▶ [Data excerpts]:
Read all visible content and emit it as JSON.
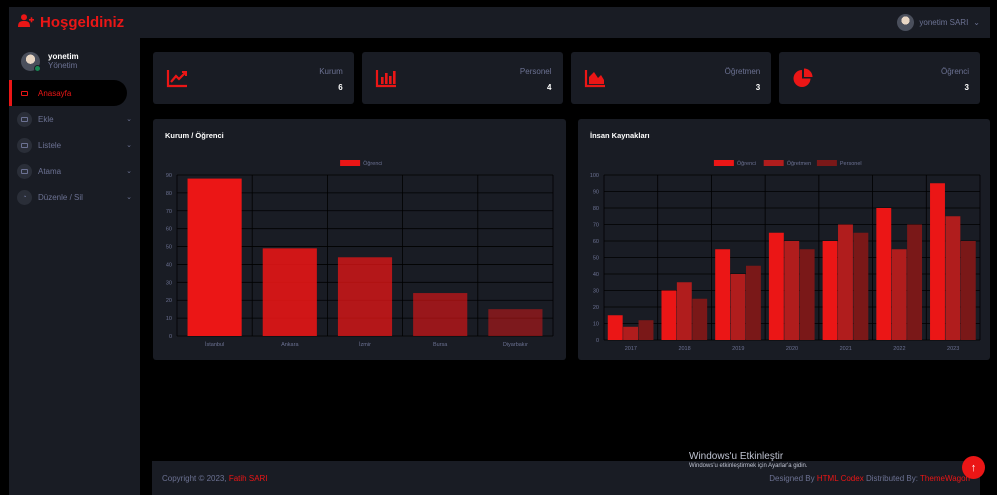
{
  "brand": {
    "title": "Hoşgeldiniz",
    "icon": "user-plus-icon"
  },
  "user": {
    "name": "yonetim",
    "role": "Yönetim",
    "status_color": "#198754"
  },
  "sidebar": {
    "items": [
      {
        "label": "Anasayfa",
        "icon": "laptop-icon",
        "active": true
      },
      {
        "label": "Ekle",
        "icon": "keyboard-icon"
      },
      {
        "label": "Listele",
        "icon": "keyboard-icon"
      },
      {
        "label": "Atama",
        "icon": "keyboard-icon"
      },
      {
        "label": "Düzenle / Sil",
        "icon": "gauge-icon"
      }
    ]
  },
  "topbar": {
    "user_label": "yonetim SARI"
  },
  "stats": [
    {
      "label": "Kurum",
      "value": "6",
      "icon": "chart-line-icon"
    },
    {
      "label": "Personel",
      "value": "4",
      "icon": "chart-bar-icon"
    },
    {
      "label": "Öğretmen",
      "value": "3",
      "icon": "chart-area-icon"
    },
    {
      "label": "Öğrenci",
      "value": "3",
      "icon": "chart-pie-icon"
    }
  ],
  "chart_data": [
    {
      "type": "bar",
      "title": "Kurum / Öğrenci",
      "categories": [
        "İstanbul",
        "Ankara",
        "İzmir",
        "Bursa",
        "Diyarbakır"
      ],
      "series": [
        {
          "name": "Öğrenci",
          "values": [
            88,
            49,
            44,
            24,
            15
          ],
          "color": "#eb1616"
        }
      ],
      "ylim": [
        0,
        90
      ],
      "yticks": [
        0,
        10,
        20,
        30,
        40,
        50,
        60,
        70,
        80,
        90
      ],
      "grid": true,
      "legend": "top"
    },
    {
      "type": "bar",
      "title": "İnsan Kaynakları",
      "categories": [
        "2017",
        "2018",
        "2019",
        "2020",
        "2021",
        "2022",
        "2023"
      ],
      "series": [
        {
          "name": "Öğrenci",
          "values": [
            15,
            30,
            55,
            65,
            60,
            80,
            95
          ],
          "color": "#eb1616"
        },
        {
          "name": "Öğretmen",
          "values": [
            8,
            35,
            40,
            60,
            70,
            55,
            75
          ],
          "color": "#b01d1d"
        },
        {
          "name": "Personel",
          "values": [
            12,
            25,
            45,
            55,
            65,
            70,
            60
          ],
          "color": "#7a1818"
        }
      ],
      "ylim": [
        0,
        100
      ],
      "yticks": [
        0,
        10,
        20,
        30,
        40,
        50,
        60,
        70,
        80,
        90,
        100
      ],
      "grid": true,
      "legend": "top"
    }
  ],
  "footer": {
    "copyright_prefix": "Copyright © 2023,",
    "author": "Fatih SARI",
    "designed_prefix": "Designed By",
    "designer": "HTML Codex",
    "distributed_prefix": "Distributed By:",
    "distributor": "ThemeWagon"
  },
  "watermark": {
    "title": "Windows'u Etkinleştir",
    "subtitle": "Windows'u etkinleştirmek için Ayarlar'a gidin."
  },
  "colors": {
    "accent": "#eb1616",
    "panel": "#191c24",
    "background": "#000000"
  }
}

▶ [Goal of the exercise]:
Reproduce each record above by retyping it exactly; omit all images.

▶ [Result for this task]:
Read all visible content and emit it as JSON.
{
  "brand": {
    "title": "Hoşgeldiniz",
    "icon": "user-plus-icon"
  },
  "user": {
    "name": "yonetim",
    "role": "Yönetim",
    "status_color": "#198754"
  },
  "sidebar": {
    "items": [
      {
        "label": "Anasayfa",
        "icon": "laptop-icon",
        "active": true
      },
      {
        "label": "Ekle",
        "icon": "keyboard-icon"
      },
      {
        "label": "Listele",
        "icon": "keyboard-icon"
      },
      {
        "label": "Atama",
        "icon": "keyboard-icon"
      },
      {
        "label": "Düzenle / Sil",
        "icon": "gauge-icon"
      }
    ]
  },
  "topbar": {
    "user_label": "yonetim SARI"
  },
  "stats": [
    {
      "label": "Kurum",
      "value": "6",
      "icon": "chart-line-icon"
    },
    {
      "label": "Personel",
      "value": "4",
      "icon": "chart-bar-icon"
    },
    {
      "label": "Öğretmen",
      "value": "3",
      "icon": "chart-area-icon"
    },
    {
      "label": "Öğrenci",
      "value": "3",
      "icon": "chart-pie-icon"
    }
  ],
  "chart_data": [
    {
      "type": "bar",
      "title": "Kurum / Öğrenci",
      "categories": [
        "İstanbul",
        "Ankara",
        "İzmir",
        "Bursa",
        "Diyarbakır"
      ],
      "series": [
        {
          "name": "Öğrenci",
          "values": [
            88,
            49,
            44,
            24,
            15
          ],
          "color": "#eb1616"
        }
      ],
      "ylim": [
        0,
        90
      ],
      "yticks": [
        0,
        10,
        20,
        30,
        40,
        50,
        60,
        70,
        80,
        90
      ],
      "grid": true,
      "legend": "top"
    },
    {
      "type": "bar",
      "title": "İnsan Kaynakları",
      "categories": [
        "2017",
        "2018",
        "2019",
        "2020",
        "2021",
        "2022",
        "2023"
      ],
      "series": [
        {
          "name": "Öğrenci",
          "values": [
            15,
            30,
            55,
            65,
            60,
            80,
            95
          ],
          "color": "#eb1616"
        },
        {
          "name": "Öğretmen",
          "values": [
            8,
            35,
            40,
            60,
            70,
            55,
            75
          ],
          "color": "#b01d1d"
        },
        {
          "name": "Personel",
          "values": [
            12,
            25,
            45,
            55,
            65,
            70,
            60
          ],
          "color": "#7a1818"
        }
      ],
      "ylim": [
        0,
        100
      ],
      "yticks": [
        0,
        10,
        20,
        30,
        40,
        50,
        60,
        70,
        80,
        90,
        100
      ],
      "grid": true,
      "legend": "top"
    }
  ],
  "footer": {
    "copyright_prefix": "Copyright © 2023,",
    "author": "Fatih SARI",
    "designed_prefix": "Designed By",
    "designer": "HTML Codex",
    "distributed_prefix": "Distributed By:",
    "distributor": "ThemeWagon"
  },
  "watermark": {
    "title": "Windows'u Etkinleştir",
    "subtitle": "Windows'u etkinleştirmek için Ayarlar'a gidin."
  },
  "colors": {
    "accent": "#eb1616",
    "panel": "#191c24",
    "background": "#000000"
  }
}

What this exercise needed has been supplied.